• **MATERIAL PROVIDED**:
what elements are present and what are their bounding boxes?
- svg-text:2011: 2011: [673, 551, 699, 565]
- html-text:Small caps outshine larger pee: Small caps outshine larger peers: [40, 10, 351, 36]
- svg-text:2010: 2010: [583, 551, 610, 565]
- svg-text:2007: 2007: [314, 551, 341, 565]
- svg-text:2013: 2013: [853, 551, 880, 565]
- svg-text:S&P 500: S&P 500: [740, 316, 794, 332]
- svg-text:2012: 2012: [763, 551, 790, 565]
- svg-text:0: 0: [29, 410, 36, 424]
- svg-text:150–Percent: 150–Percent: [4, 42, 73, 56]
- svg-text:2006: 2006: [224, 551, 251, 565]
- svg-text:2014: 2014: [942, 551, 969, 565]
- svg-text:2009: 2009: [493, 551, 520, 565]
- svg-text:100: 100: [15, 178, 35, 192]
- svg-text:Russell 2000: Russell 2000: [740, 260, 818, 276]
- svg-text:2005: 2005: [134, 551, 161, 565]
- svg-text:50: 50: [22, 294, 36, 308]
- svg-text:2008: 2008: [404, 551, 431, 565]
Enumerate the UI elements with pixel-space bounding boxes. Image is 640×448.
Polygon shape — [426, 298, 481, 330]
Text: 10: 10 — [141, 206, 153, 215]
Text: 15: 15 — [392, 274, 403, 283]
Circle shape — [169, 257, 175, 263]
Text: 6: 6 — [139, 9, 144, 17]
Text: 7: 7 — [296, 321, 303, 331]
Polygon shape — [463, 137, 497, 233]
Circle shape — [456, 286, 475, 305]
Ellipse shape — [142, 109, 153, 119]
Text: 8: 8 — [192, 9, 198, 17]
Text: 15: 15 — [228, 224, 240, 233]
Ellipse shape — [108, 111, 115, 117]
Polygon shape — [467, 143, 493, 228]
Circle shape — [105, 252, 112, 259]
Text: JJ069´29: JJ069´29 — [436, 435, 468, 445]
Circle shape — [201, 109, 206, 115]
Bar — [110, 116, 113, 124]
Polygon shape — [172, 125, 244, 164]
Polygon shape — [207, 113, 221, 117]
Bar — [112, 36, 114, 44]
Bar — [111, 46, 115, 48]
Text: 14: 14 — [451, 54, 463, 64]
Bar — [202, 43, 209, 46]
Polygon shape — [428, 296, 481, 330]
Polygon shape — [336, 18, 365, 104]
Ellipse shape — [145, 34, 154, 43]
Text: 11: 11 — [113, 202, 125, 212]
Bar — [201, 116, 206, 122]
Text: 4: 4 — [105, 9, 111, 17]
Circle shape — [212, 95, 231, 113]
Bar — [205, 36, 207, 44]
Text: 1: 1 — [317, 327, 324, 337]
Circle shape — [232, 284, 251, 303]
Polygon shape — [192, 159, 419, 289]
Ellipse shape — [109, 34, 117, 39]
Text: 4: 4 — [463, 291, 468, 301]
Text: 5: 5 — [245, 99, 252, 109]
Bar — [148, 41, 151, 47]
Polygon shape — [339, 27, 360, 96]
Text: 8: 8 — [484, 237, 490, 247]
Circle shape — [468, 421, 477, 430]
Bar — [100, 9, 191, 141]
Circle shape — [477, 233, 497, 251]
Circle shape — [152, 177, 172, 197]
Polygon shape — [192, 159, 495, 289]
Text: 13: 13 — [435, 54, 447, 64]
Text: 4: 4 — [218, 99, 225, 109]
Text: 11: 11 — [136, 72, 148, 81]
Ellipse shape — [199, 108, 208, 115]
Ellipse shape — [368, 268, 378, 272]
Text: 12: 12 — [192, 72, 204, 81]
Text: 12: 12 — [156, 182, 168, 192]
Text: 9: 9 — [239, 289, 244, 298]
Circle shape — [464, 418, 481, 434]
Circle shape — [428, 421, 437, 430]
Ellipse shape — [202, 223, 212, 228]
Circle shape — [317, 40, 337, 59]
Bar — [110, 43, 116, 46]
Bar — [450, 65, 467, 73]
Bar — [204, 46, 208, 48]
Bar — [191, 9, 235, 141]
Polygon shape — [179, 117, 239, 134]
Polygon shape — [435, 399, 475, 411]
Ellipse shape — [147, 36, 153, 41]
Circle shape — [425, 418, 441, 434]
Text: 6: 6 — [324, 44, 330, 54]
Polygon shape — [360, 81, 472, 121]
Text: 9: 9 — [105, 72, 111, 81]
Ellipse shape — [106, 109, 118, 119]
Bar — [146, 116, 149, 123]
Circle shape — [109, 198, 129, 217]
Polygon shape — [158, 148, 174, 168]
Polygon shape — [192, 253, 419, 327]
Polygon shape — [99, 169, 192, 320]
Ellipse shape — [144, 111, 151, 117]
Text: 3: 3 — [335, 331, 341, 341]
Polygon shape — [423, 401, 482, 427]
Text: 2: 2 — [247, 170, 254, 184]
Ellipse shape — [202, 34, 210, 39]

• **SHORT EXERCISE**: Copy all of the material above line for line, with no changes to any character.

• **FINISHED ANSWER**:
what elements are present and what are their bounding boxes?
- svg-text:2011: 2011: [673, 551, 699, 565]
- html-text:Small caps outshine larger pee: Small caps outshine larger peers: [40, 10, 351, 36]
- svg-text:2010: 2010: [583, 551, 610, 565]
- svg-text:2007: 2007: [314, 551, 341, 565]
- svg-text:2013: 2013: [853, 551, 880, 565]
- svg-text:S&P 500: S&P 500: [740, 316, 794, 332]
- svg-text:2012: 2012: [763, 551, 790, 565]
- svg-text:0: 0: [29, 410, 36, 424]
- svg-text:150–Percent: 150–Percent: [4, 42, 73, 56]
- svg-text:2006: 2006: [224, 551, 251, 565]
- svg-text:2014: 2014: [942, 551, 969, 565]
- svg-text:2009: 2009: [493, 551, 520, 565]
- svg-text:100: 100: [15, 178, 35, 192]
- svg-text:Russell 2000: Russell 2000: [740, 260, 818, 276]
- svg-text:2005: 2005: [134, 551, 161, 565]
- svg-text:50: 50: [22, 294, 36, 308]
- svg-text:2008: 2008: [404, 551, 431, 565]
Enumerate the UI elements with pixel-space bounding boxes. Image is 640×448.
Polygon shape — [426, 298, 481, 330]
Text: 10: 10 — [141, 206, 153, 215]
Text: 15: 15 — [392, 274, 403, 283]
Circle shape — [169, 257, 175, 263]
Text: 6: 6 — [139, 9, 144, 17]
Text: 7: 7 — [296, 321, 303, 331]
Polygon shape — [463, 137, 497, 233]
Circle shape — [456, 286, 475, 305]
Ellipse shape — [142, 109, 153, 119]
Text: 8: 8 — [192, 9, 198, 17]
Text: 15: 15 — [228, 224, 240, 233]
Ellipse shape — [108, 111, 115, 117]
Polygon shape — [467, 143, 493, 228]
Circle shape — [105, 252, 112, 259]
Text: JJ069´29: JJ069´29 — [436, 435, 468, 445]
Circle shape — [201, 109, 206, 115]
Bar — [110, 116, 113, 124]
Polygon shape — [172, 125, 244, 164]
Polygon shape — [207, 113, 221, 117]
Bar — [112, 36, 114, 44]
Bar — [111, 46, 115, 48]
Text: 14: 14 — [451, 54, 463, 64]
Bar — [202, 43, 209, 46]
Polygon shape — [428, 296, 481, 330]
Polygon shape — [336, 18, 365, 104]
Ellipse shape — [145, 34, 154, 43]
Text: 11: 11 — [113, 202, 125, 212]
Bar — [201, 116, 206, 122]
Text: 4: 4 — [105, 9, 111, 17]
Circle shape — [212, 95, 231, 113]
Bar — [205, 36, 207, 44]
Text: 1: 1 — [317, 327, 324, 337]
Circle shape — [232, 284, 251, 303]
Polygon shape — [192, 159, 419, 289]
Ellipse shape — [109, 34, 117, 39]
Text: 4: 4 — [463, 291, 468, 301]
Text: 5: 5 — [245, 99, 252, 109]
Bar — [148, 41, 151, 47]
Polygon shape — [339, 27, 360, 96]
Text: 8: 8 — [484, 237, 490, 247]
Circle shape — [468, 421, 477, 430]
Bar — [100, 9, 191, 141]
Circle shape — [477, 233, 497, 251]
Circle shape — [152, 177, 172, 197]
Polygon shape — [192, 159, 495, 289]
Text: 13: 13 — [435, 54, 447, 64]
Text: 4: 4 — [218, 99, 225, 109]
Text: 11: 11 — [136, 72, 148, 81]
Ellipse shape — [199, 108, 208, 115]
Ellipse shape — [368, 268, 378, 272]
Text: 12: 12 — [192, 72, 204, 81]
Text: 12: 12 — [156, 182, 168, 192]
Text: 9: 9 — [239, 289, 244, 298]
Circle shape — [464, 418, 481, 434]
Circle shape — [428, 421, 437, 430]
Ellipse shape — [202, 223, 212, 228]
Circle shape — [317, 40, 337, 59]
Bar — [110, 43, 116, 46]
Bar — [450, 65, 467, 73]
Bar — [204, 46, 208, 48]
Bar — [191, 9, 235, 141]
Polygon shape — [179, 117, 239, 134]
Polygon shape — [435, 399, 475, 411]
Ellipse shape — [147, 36, 153, 41]
Circle shape — [425, 418, 441, 434]
Text: 6: 6 — [324, 44, 330, 54]
Polygon shape — [360, 81, 472, 121]
Text: 9: 9 — [105, 72, 111, 81]
Ellipse shape — [106, 109, 118, 119]
Bar — [146, 116, 149, 123]
Circle shape — [109, 198, 129, 217]
Polygon shape — [158, 148, 174, 168]
Polygon shape — [192, 253, 419, 327]
Polygon shape — [99, 169, 192, 320]
Ellipse shape — [144, 111, 151, 117]
Text: 3: 3 — [335, 331, 341, 341]
Polygon shape — [423, 401, 482, 427]
Text: 2: 2 — [247, 170, 254, 184]
Ellipse shape — [202, 34, 210, 39]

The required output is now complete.